— Start —

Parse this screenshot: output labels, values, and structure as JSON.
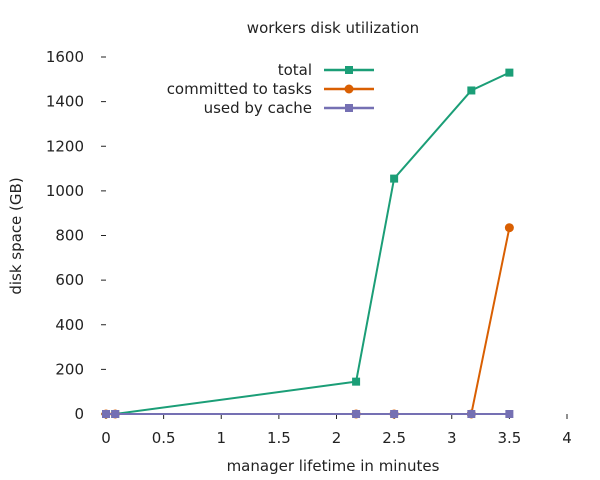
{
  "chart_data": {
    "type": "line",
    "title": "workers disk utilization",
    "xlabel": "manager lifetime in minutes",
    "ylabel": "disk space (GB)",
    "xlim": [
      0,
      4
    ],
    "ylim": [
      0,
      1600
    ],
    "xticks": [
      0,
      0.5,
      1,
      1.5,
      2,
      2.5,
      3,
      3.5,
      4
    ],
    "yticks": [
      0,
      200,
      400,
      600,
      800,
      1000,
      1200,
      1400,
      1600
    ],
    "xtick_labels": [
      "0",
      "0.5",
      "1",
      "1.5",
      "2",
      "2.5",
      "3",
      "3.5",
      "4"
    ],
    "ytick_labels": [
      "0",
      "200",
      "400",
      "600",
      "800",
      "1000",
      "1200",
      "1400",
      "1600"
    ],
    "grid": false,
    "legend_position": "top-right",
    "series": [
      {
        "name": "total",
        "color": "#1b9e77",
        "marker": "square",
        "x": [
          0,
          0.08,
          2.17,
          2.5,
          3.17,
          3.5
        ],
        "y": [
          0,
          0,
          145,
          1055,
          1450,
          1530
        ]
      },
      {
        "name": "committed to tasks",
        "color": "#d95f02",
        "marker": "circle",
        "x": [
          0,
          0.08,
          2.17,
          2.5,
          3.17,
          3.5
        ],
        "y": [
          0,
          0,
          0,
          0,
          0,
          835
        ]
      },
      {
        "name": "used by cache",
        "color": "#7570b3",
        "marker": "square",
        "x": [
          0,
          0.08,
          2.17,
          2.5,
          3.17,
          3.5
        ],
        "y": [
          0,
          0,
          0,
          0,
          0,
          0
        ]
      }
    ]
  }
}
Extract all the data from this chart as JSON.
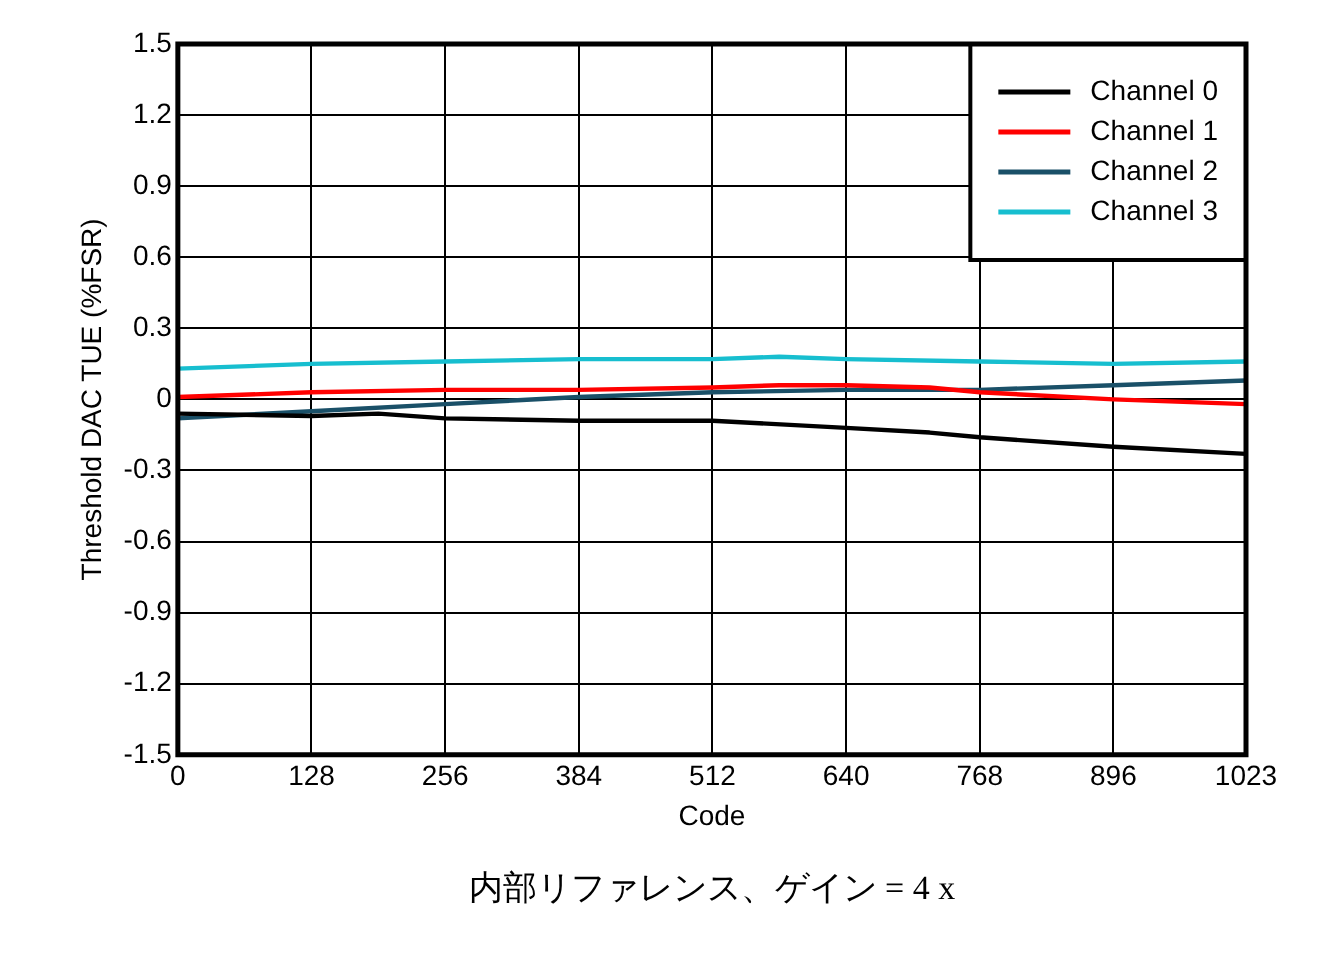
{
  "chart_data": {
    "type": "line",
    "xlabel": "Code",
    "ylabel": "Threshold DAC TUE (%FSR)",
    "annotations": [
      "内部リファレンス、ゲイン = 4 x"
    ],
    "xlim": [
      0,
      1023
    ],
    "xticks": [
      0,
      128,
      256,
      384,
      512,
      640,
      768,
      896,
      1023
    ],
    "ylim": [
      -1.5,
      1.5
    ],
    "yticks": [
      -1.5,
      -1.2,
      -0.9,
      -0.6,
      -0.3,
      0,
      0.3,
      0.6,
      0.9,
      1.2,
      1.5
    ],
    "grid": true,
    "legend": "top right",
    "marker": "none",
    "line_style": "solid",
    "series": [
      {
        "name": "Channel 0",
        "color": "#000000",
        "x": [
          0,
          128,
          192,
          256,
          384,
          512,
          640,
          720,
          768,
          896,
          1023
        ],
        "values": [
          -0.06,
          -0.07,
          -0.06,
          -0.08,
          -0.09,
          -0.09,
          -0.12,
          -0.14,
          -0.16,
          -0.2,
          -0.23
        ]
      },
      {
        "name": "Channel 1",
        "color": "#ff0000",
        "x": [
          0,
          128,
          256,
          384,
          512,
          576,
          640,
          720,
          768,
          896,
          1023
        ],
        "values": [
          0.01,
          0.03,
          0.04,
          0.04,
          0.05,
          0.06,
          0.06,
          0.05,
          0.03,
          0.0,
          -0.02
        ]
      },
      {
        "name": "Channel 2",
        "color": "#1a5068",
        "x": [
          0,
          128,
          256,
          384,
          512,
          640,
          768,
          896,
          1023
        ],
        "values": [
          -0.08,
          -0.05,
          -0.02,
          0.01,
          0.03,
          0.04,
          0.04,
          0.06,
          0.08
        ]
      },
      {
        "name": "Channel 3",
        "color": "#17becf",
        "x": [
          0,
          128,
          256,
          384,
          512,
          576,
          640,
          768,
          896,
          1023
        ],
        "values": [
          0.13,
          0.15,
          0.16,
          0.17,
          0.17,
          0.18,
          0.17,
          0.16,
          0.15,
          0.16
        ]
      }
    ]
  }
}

— End —
— Start —

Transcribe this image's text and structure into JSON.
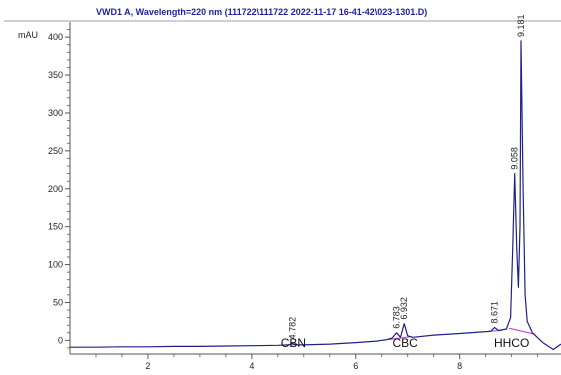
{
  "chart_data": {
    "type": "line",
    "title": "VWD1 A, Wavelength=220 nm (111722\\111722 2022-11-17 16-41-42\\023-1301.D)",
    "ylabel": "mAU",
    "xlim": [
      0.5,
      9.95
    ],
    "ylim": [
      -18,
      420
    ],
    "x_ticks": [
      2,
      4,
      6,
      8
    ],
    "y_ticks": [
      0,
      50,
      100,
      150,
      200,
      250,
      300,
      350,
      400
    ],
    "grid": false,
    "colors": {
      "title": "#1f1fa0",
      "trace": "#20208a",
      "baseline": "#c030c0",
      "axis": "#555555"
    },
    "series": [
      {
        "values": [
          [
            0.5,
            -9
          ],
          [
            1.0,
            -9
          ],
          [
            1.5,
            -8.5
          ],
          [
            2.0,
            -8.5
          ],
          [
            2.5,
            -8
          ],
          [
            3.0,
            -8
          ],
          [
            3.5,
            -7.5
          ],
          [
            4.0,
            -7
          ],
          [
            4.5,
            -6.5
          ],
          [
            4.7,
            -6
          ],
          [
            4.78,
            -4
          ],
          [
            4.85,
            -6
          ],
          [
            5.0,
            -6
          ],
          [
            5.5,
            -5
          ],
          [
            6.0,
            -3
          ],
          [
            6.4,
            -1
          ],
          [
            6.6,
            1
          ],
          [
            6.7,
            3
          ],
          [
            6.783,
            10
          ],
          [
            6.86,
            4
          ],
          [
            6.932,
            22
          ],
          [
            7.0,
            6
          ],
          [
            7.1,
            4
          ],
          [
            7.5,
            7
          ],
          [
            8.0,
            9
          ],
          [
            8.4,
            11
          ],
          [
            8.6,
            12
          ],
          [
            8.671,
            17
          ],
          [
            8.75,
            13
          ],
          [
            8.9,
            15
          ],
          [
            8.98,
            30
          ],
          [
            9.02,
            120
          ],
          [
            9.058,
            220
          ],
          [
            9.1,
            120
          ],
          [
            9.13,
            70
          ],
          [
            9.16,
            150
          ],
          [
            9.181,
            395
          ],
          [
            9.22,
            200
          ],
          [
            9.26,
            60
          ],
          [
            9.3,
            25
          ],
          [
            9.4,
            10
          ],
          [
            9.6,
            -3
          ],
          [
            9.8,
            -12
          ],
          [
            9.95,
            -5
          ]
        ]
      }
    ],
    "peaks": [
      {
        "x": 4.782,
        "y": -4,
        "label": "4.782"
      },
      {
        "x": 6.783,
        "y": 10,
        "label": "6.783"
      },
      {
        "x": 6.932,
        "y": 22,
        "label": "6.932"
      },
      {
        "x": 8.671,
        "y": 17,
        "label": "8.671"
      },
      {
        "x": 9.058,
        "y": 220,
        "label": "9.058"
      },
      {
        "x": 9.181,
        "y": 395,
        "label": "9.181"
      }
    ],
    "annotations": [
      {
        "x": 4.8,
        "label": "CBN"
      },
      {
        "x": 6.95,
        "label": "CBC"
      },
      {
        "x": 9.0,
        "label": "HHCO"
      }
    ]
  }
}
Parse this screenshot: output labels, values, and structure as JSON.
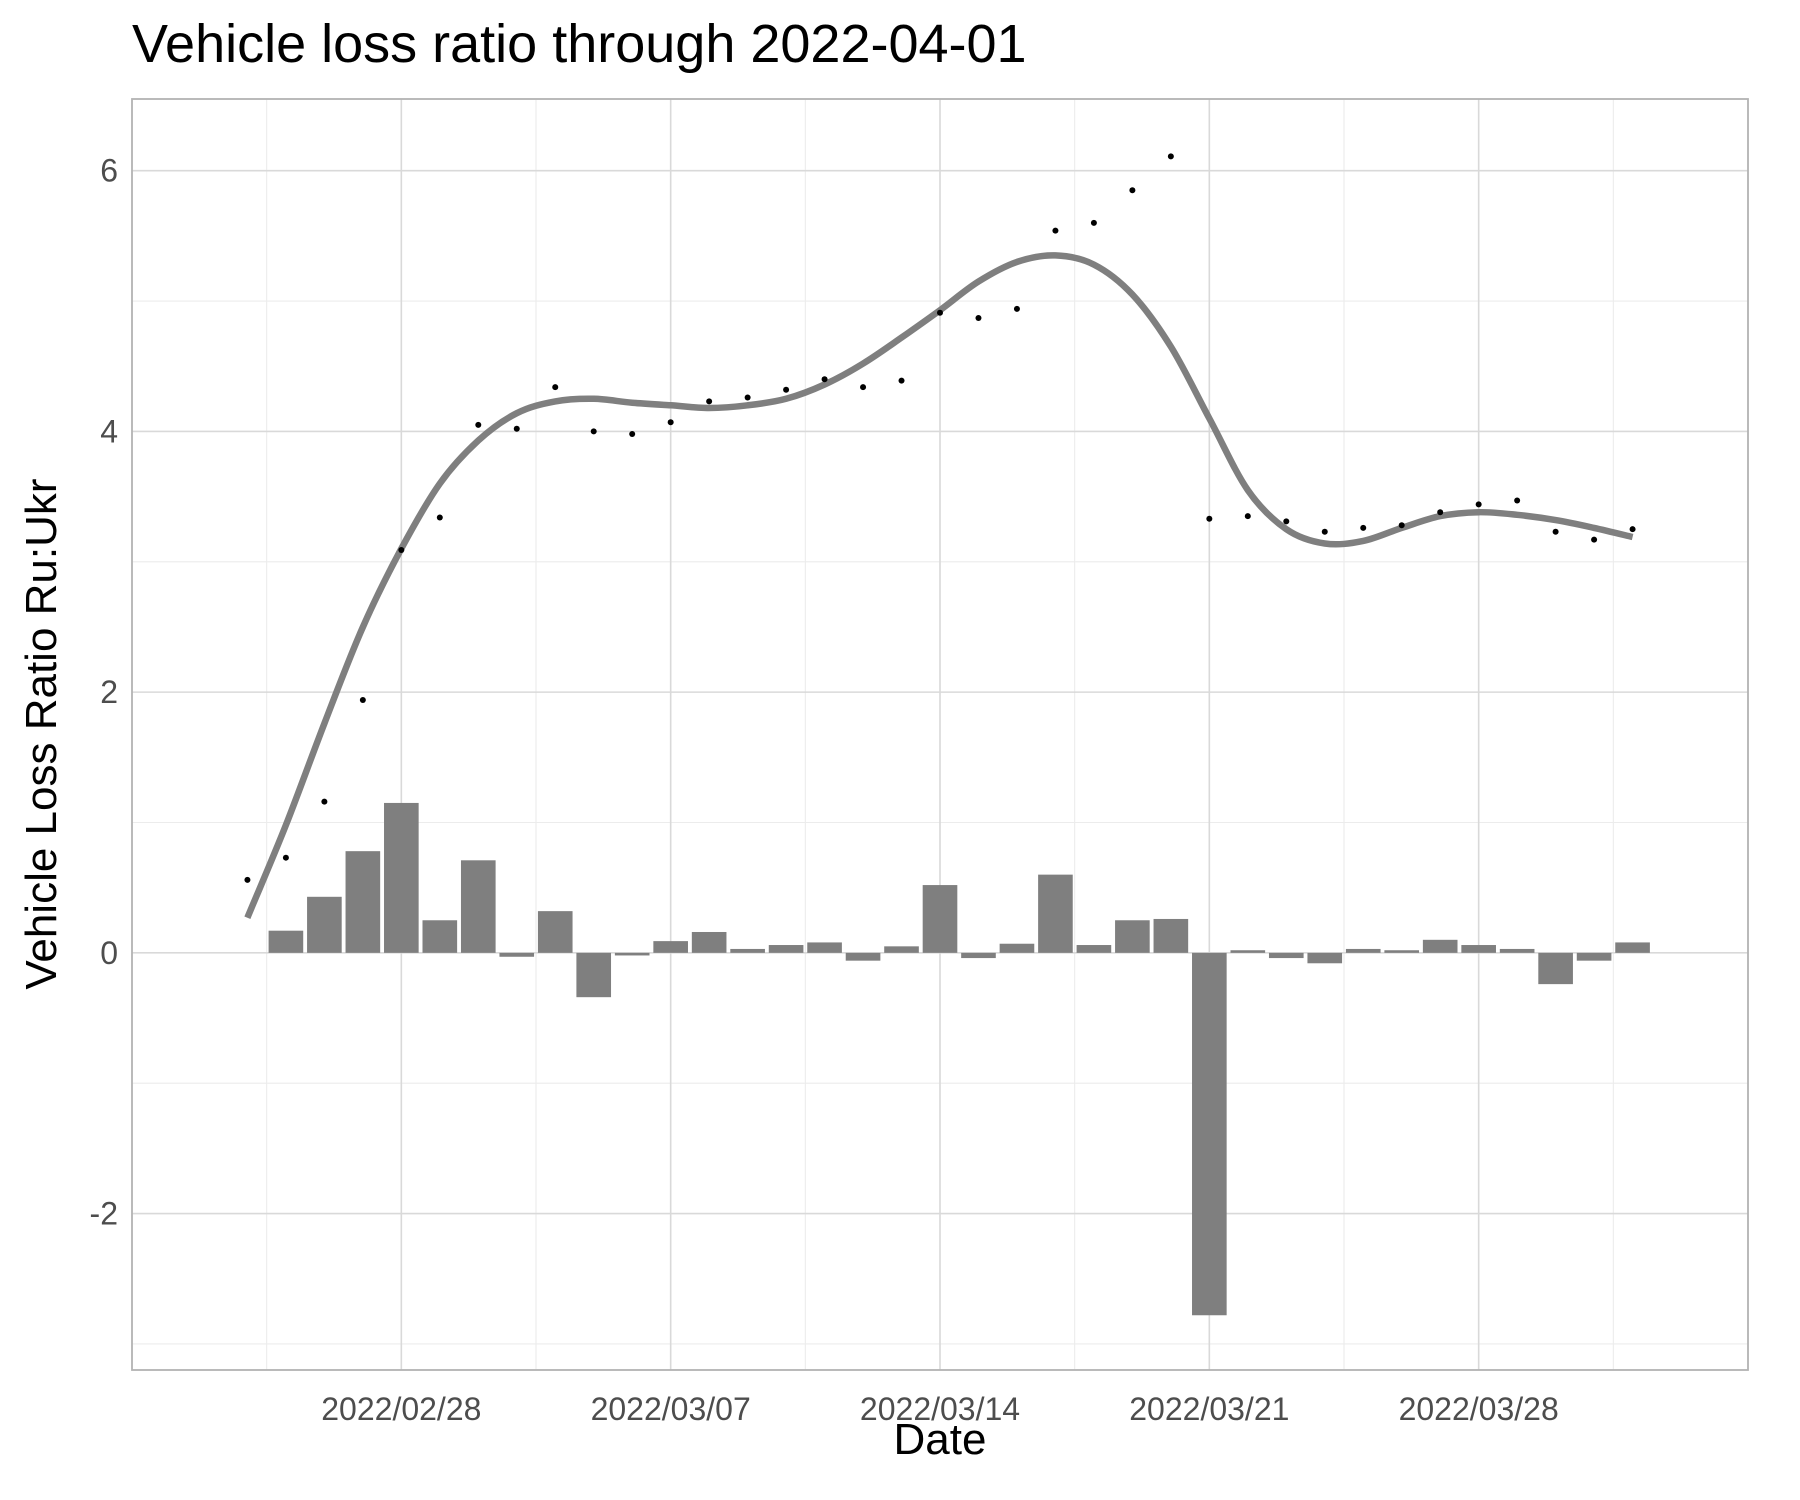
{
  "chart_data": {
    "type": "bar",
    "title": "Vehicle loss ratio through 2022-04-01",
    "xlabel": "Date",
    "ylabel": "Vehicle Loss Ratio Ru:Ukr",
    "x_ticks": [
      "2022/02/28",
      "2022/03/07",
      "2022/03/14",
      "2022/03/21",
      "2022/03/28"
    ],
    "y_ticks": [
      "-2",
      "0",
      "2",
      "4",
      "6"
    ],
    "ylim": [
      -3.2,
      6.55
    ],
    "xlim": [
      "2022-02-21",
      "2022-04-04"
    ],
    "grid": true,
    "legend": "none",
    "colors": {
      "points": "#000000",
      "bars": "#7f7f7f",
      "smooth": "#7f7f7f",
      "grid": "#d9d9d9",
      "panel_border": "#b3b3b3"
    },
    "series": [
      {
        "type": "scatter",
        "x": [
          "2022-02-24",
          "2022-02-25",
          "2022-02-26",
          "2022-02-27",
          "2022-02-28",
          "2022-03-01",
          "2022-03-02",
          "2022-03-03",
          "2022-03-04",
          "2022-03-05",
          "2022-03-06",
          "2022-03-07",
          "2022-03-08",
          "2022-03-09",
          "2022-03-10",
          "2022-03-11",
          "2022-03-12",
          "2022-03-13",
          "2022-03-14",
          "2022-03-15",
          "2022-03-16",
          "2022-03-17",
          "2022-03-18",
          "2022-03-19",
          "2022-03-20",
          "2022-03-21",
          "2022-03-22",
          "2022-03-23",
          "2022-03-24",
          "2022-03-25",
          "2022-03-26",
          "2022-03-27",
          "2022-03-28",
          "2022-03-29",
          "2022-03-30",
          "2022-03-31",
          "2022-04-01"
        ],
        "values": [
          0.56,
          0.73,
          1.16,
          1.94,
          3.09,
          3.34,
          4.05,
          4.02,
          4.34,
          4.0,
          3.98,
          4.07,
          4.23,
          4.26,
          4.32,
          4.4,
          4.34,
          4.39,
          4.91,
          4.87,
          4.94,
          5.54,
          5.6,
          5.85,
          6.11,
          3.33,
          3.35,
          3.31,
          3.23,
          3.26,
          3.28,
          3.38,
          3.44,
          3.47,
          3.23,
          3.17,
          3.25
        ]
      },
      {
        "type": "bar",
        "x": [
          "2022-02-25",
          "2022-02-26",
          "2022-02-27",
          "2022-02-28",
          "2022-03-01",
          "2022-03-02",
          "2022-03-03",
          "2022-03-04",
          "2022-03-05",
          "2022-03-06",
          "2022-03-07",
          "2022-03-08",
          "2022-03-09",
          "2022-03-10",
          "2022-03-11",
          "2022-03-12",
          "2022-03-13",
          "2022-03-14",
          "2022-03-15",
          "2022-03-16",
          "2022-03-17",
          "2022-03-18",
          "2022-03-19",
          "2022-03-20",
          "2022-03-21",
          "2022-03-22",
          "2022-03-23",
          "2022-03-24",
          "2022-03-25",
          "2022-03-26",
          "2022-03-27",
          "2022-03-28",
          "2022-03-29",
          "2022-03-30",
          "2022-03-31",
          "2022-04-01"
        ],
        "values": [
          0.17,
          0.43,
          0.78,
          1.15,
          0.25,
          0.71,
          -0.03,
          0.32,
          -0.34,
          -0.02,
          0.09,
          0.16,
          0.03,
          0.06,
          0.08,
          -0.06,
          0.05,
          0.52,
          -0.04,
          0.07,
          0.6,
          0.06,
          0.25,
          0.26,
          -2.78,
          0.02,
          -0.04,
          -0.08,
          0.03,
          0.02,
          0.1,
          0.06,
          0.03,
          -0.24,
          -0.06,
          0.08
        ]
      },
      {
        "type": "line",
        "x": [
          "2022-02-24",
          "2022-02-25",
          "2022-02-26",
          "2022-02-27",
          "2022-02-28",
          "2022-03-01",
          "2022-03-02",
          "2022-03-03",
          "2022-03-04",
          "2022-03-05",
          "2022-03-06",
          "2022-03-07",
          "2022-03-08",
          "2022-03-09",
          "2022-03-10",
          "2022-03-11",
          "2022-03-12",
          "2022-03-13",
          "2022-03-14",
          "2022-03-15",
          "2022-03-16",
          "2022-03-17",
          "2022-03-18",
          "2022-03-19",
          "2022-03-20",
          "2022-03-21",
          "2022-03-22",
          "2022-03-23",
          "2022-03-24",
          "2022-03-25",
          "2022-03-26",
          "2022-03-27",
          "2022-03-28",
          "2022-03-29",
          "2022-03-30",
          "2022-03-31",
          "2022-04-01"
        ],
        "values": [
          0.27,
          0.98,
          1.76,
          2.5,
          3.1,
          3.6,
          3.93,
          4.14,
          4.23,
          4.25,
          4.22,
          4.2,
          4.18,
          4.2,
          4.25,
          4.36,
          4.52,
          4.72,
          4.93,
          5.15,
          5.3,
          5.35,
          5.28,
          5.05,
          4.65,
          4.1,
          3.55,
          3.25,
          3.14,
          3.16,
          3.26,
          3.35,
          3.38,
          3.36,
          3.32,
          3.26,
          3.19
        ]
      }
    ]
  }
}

— End —

Gather all lines where the word "xlabel" appears.

▶ **Correct result**
    "xlabel": "manager lifetime in minutes",
    "xlabel": "Code",
    "xlabel": "Date",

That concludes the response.